[DATASET EXTRACT start]
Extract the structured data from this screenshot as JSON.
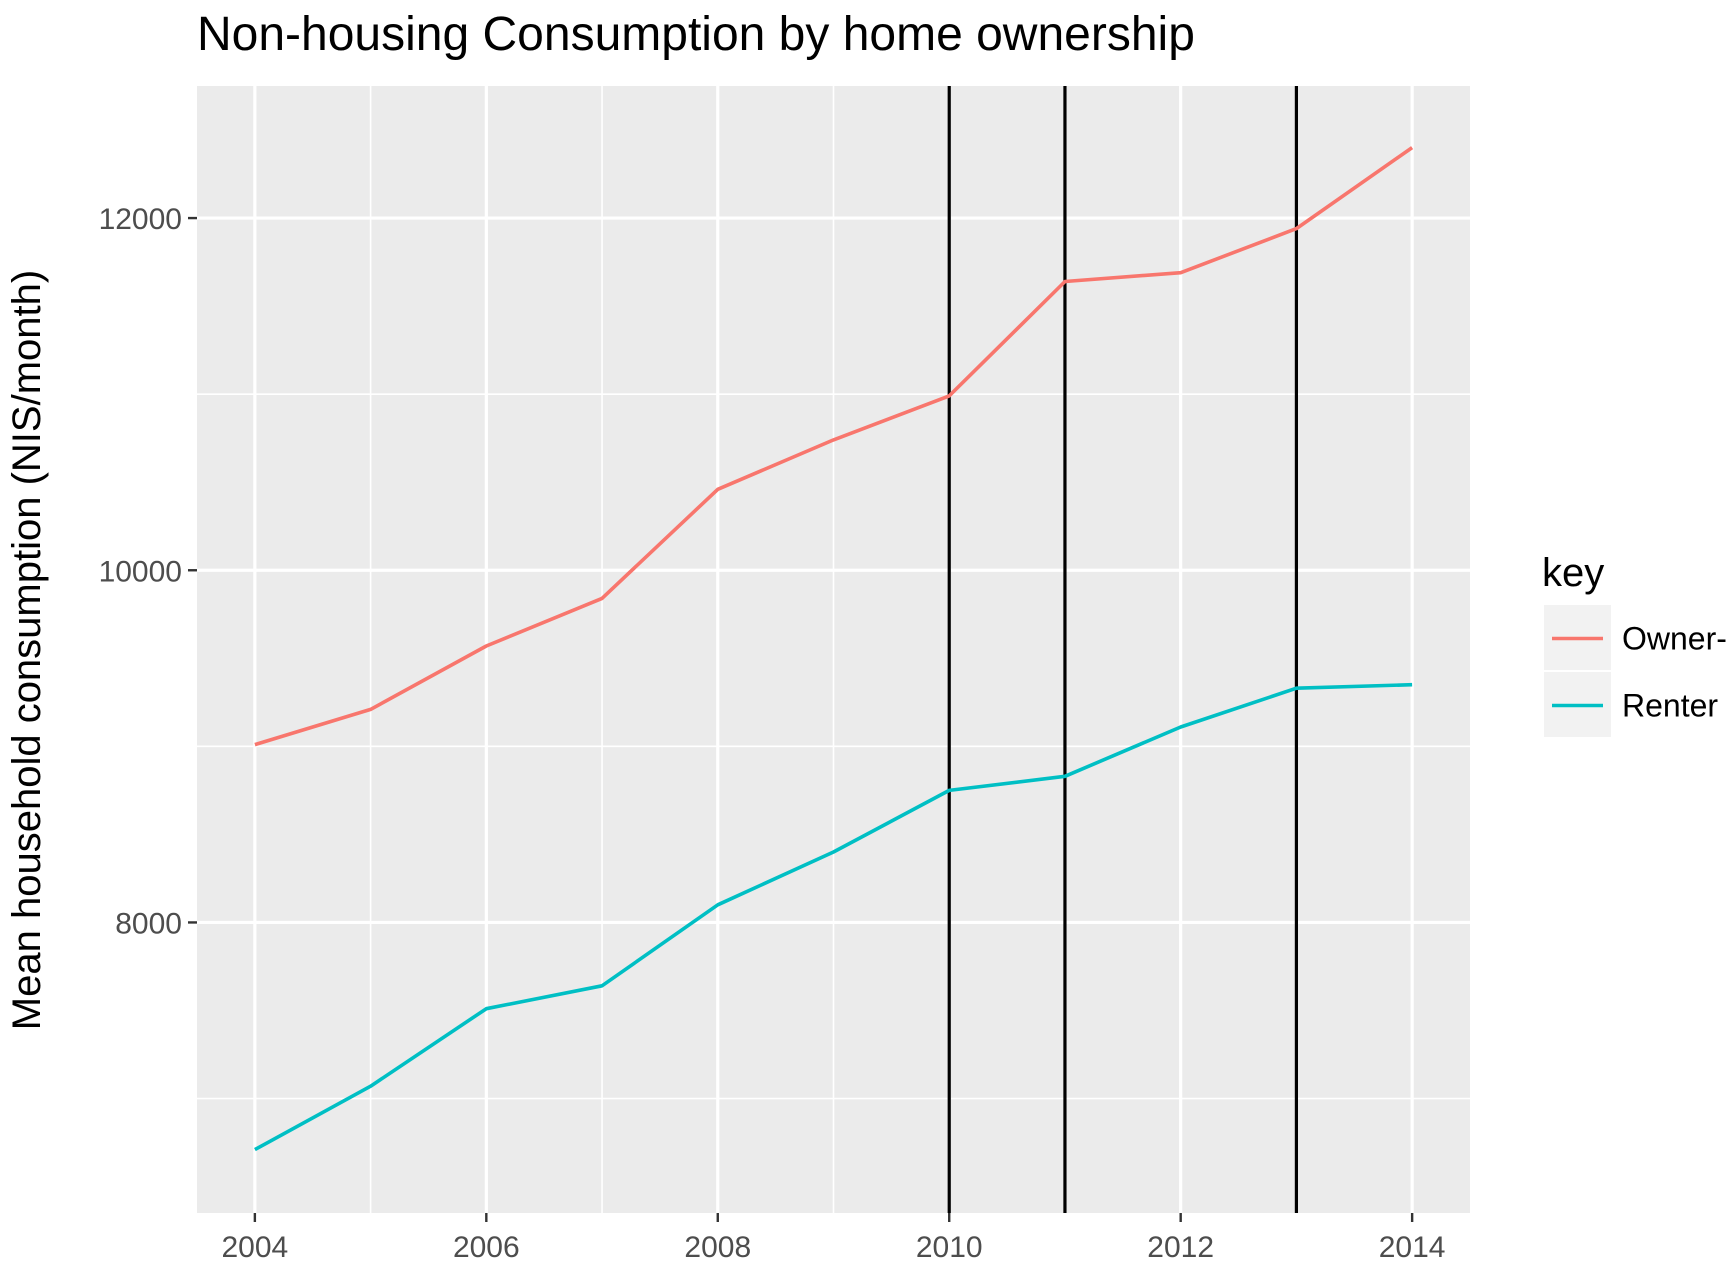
{
  "chart_data": {
    "type": "line",
    "title": "Non-housing Consumption by home ownership",
    "xlabel": "",
    "ylabel": "Mean household consumption (NIS/month)",
    "x": [
      2004,
      2005,
      2006,
      2007,
      2008,
      2009,
      2010,
      2011,
      2012,
      2013,
      2014
    ],
    "xlim": [
      2003.5,
      2014.5
    ],
    "ylim": [
      6350,
      12750
    ],
    "x_ticks": [
      "2004",
      "2006",
      "2008",
      "2010",
      "2012",
      "2014"
    ],
    "y_ticks": [
      "8000",
      "10000",
      "12000"
    ],
    "vertical_lines": [
      2010,
      2011,
      2013
    ],
    "grid": true,
    "legend": {
      "title": "key",
      "placement": "right"
    },
    "series": [
      {
        "name": "Owner-",
        "color": "#F8766D",
        "values": [
          9010,
          9210,
          9570,
          9840,
          10460,
          10740,
          10990,
          11640,
          11690,
          11940,
          12400
        ]
      },
      {
        "name": "Renter",
        "color": "#00BFC4",
        "values": [
          6710,
          7070,
          7510,
          7640,
          8100,
          8400,
          8750,
          8830,
          9110,
          9330,
          9350
        ]
      }
    ]
  }
}
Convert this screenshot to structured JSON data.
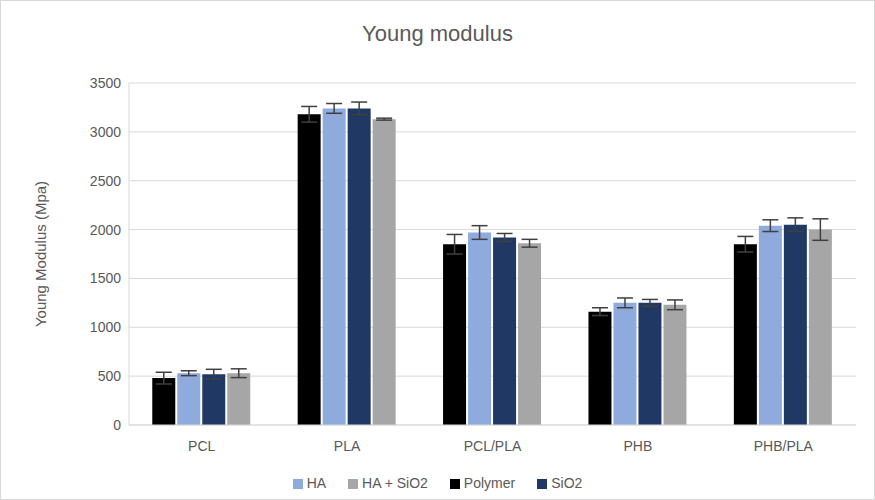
{
  "chart_data": {
    "type": "bar",
    "title": "Young modulus",
    "y_label": "Young Modulus (Mpa)",
    "categories": [
      "PCL",
      "PLA",
      "PCL/PLA",
      "PHB",
      "PHB/PLA"
    ],
    "series": [
      {
        "name": "Polymer",
        "color": "#000000",
        "values": [
          480,
          3180,
          1850,
          1160,
          1850
        ],
        "errors": [
          60,
          80,
          100,
          40,
          80
        ]
      },
      {
        "name": "HA",
        "color": "#8faadc",
        "values": [
          530,
          3240,
          1970,
          1250,
          2040
        ],
        "errors": [
          25,
          50,
          70,
          50,
          60
        ]
      },
      {
        "name": "SiO2",
        "color": "#203864",
        "values": [
          520,
          3240,
          1920,
          1250,
          2050
        ],
        "errors": [
          50,
          65,
          40,
          35,
          70
        ]
      },
      {
        "name": "HA + SiO2",
        "color": "#a6a6a6",
        "values": [
          530,
          3130,
          1860,
          1230,
          2000
        ],
        "errors": [
          45,
          10,
          40,
          50,
          110
        ]
      }
    ],
    "ylim": [
      0,
      3500
    ],
    "yticks": [
      0,
      500,
      1000,
      1500,
      2000,
      2500,
      3000,
      3500
    ],
    "grid": true,
    "legend": "bottom"
  }
}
[DATASET EXTRACT end]
▶ [WORK REQUIRED]: Transcribe the complete set of entries verbatim. No pictures belong in the copy.

▶ [FINAL ANSWER]:
Extract the structured data from this screenshot as JSON.
{
  "chart_data": {
    "type": "line",
    "title": "Non-housing Consumption by home ownership",
    "xlabel": "",
    "ylabel": "Mean household consumption (NIS/month)",
    "x": [
      2004,
      2005,
      2006,
      2007,
      2008,
      2009,
      2010,
      2011,
      2012,
      2013,
      2014
    ],
    "xlim": [
      2003.5,
      2014.5
    ],
    "ylim": [
      6350,
      12750
    ],
    "x_ticks": [
      "2004",
      "2006",
      "2008",
      "2010",
      "2012",
      "2014"
    ],
    "y_ticks": [
      "8000",
      "10000",
      "12000"
    ],
    "vertical_lines": [
      2010,
      2011,
      2013
    ],
    "grid": true,
    "legend": {
      "title": "key",
      "placement": "right"
    },
    "series": [
      {
        "name": "Owner-",
        "color": "#F8766D",
        "values": [
          9010,
          9210,
          9570,
          9840,
          10460,
          10740,
          10990,
          11640,
          11690,
          11940,
          12400
        ]
      },
      {
        "name": "Renter",
        "color": "#00BFC4",
        "values": [
          6710,
          7070,
          7510,
          7640,
          8100,
          8400,
          8750,
          8830,
          9110,
          9330,
          9350
        ]
      }
    ]
  }
}
Convert this screenshot to structured JSON data.
{
  "chart_data": {
    "type": "bar",
    "title": "Young modulus",
    "y_label": "Young Modulus (Mpa)",
    "categories": [
      "PCL",
      "PLA",
      "PCL/PLA",
      "PHB",
      "PHB/PLA"
    ],
    "series": [
      {
        "name": "Polymer",
        "color": "#000000",
        "values": [
          480,
          3180,
          1850,
          1160,
          1850
        ],
        "errors": [
          60,
          80,
          100,
          40,
          80
        ]
      },
      {
        "name": "HA",
        "color": "#8faadc",
        "values": [
          530,
          3240,
          1970,
          1250,
          2040
        ],
        "errors": [
          25,
          50,
          70,
          50,
          60
        ]
      },
      {
        "name": "SiO2",
        "color": "#203864",
        "values": [
          520,
          3240,
          1920,
          1250,
          2050
        ],
        "errors": [
          50,
          65,
          40,
          35,
          70
        ]
      },
      {
        "name": "HA + SiO2",
        "color": "#a6a6a6",
        "values": [
          530,
          3130,
          1860,
          1230,
          2000
        ],
        "errors": [
          45,
          10,
          40,
          50,
          110
        ]
      }
    ],
    "ylim": [
      0,
      3500
    ],
    "yticks": [
      0,
      500,
      1000,
      1500,
      2000,
      2500,
      3000,
      3500
    ],
    "grid": true,
    "legend": "bottom"
  }
}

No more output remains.